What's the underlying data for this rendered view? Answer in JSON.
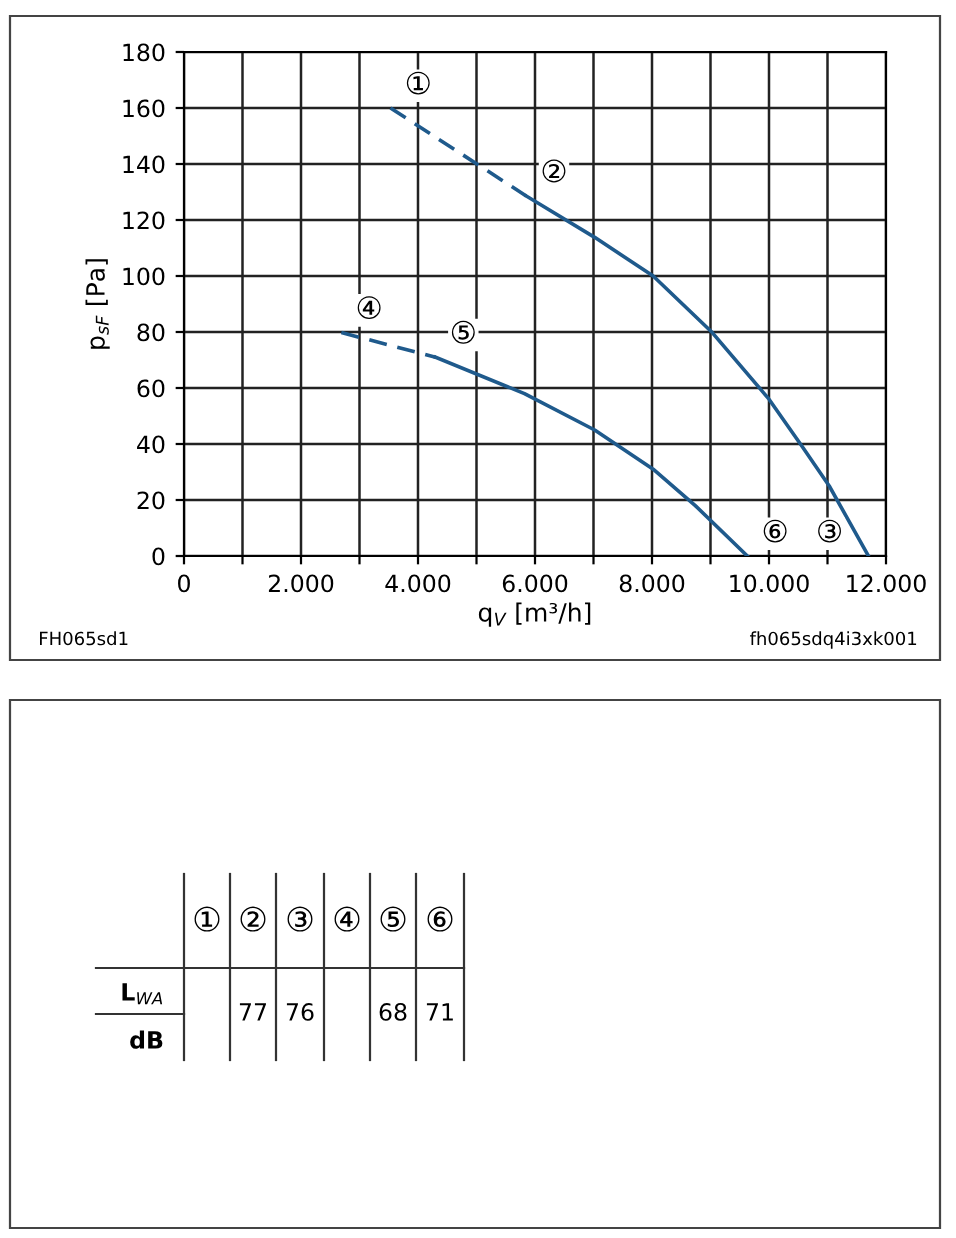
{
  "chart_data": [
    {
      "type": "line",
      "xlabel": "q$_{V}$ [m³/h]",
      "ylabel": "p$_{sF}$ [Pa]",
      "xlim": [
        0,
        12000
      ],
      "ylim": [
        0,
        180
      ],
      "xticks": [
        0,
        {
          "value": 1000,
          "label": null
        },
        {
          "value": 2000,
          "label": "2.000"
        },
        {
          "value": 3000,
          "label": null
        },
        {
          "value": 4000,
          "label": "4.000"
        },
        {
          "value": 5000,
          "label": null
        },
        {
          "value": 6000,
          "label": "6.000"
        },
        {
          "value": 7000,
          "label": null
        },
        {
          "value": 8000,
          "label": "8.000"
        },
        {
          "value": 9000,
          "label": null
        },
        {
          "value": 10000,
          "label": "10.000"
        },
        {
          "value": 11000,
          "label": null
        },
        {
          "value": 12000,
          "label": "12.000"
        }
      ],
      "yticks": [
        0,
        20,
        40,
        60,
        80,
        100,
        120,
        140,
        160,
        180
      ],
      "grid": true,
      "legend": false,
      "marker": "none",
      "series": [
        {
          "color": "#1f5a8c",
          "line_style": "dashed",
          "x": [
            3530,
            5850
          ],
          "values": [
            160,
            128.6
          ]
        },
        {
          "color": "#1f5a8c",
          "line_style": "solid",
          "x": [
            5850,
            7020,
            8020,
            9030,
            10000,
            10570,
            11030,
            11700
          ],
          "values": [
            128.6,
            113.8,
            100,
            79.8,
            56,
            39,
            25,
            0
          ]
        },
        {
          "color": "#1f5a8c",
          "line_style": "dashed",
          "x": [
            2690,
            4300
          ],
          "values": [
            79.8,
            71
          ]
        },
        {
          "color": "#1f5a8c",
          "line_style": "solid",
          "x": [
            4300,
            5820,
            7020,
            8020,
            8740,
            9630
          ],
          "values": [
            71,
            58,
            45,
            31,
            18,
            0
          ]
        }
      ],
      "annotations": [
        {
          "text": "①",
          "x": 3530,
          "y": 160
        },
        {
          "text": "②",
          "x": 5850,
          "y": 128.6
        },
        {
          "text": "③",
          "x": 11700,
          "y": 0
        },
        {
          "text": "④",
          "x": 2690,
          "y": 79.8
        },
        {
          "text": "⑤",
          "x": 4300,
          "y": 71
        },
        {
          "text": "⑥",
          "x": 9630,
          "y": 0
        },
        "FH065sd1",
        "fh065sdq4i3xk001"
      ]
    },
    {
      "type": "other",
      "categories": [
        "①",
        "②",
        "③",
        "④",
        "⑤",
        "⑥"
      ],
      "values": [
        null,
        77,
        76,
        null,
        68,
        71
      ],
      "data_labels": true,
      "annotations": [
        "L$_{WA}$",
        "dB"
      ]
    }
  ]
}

● **EXERCISE**
Your task is an exact transcription of all the data, minus the pictures.

● **THE ANSWER**
What's the underlying data for this rendered view? Answer in JSON.
{
  "chart_data": [
    {
      "type": "line",
      "xlabel": "q$_{V}$ [m³/h]",
      "ylabel": "p$_{sF}$ [Pa]",
      "xlim": [
        0,
        12000
      ],
      "ylim": [
        0,
        180
      ],
      "xticks": [
        0,
        {
          "value": 1000,
          "label": null
        },
        {
          "value": 2000,
          "label": "2.000"
        },
        {
          "value": 3000,
          "label": null
        },
        {
          "value": 4000,
          "label": "4.000"
        },
        {
          "value": 5000,
          "label": null
        },
        {
          "value": 6000,
          "label": "6.000"
        },
        {
          "value": 7000,
          "label": null
        },
        {
          "value": 8000,
          "label": "8.000"
        },
        {
          "value": 9000,
          "label": null
        },
        {
          "value": 10000,
          "label": "10.000"
        },
        {
          "value": 11000,
          "label": null
        },
        {
          "value": 12000,
          "label": "12.000"
        }
      ],
      "yticks": [
        0,
        20,
        40,
        60,
        80,
        100,
        120,
        140,
        160,
        180
      ],
      "grid": true,
      "legend": false,
      "marker": "none",
      "series": [
        {
          "color": "#1f5a8c",
          "line_style": "dashed",
          "x": [
            3530,
            5850
          ],
          "values": [
            160,
            128.6
          ]
        },
        {
          "color": "#1f5a8c",
          "line_style": "solid",
          "x": [
            5850,
            7020,
            8020,
            9030,
            10000,
            10570,
            11030,
            11700
          ],
          "values": [
            128.6,
            113.8,
            100,
            79.8,
            56,
            39,
            25,
            0
          ]
        },
        {
          "color": "#1f5a8c",
          "line_style": "dashed",
          "x": [
            2690,
            4300
          ],
          "values": [
            79.8,
            71
          ]
        },
        {
          "color": "#1f5a8c",
          "line_style": "solid",
          "x": [
            4300,
            5820,
            7020,
            8020,
            8740,
            9630
          ],
          "values": [
            71,
            58,
            45,
            31,
            18,
            0
          ]
        }
      ],
      "annotations": [
        {
          "text": "①",
          "x": 3530,
          "y": 160
        },
        {
          "text": "②",
          "x": 5850,
          "y": 128.6
        },
        {
          "text": "③",
          "x": 11700,
          "y": 0
        },
        {
          "text": "④",
          "x": 2690,
          "y": 79.8
        },
        {
          "text": "⑤",
          "x": 4300,
          "y": 71
        },
        {
          "text": "⑥",
          "x": 9630,
          "y": 0
        },
        "FH065sd1",
        "fh065sdq4i3xk001"
      ]
    },
    {
      "type": "other",
      "categories": [
        "①",
        "②",
        "③",
        "④",
        "⑤",
        "⑥"
      ],
      "values": [
        null,
        77,
        76,
        null,
        68,
        71
      ],
      "data_labels": true,
      "annotations": [
        "L$_{WA}$",
        "dB"
      ]
    }
  ]
}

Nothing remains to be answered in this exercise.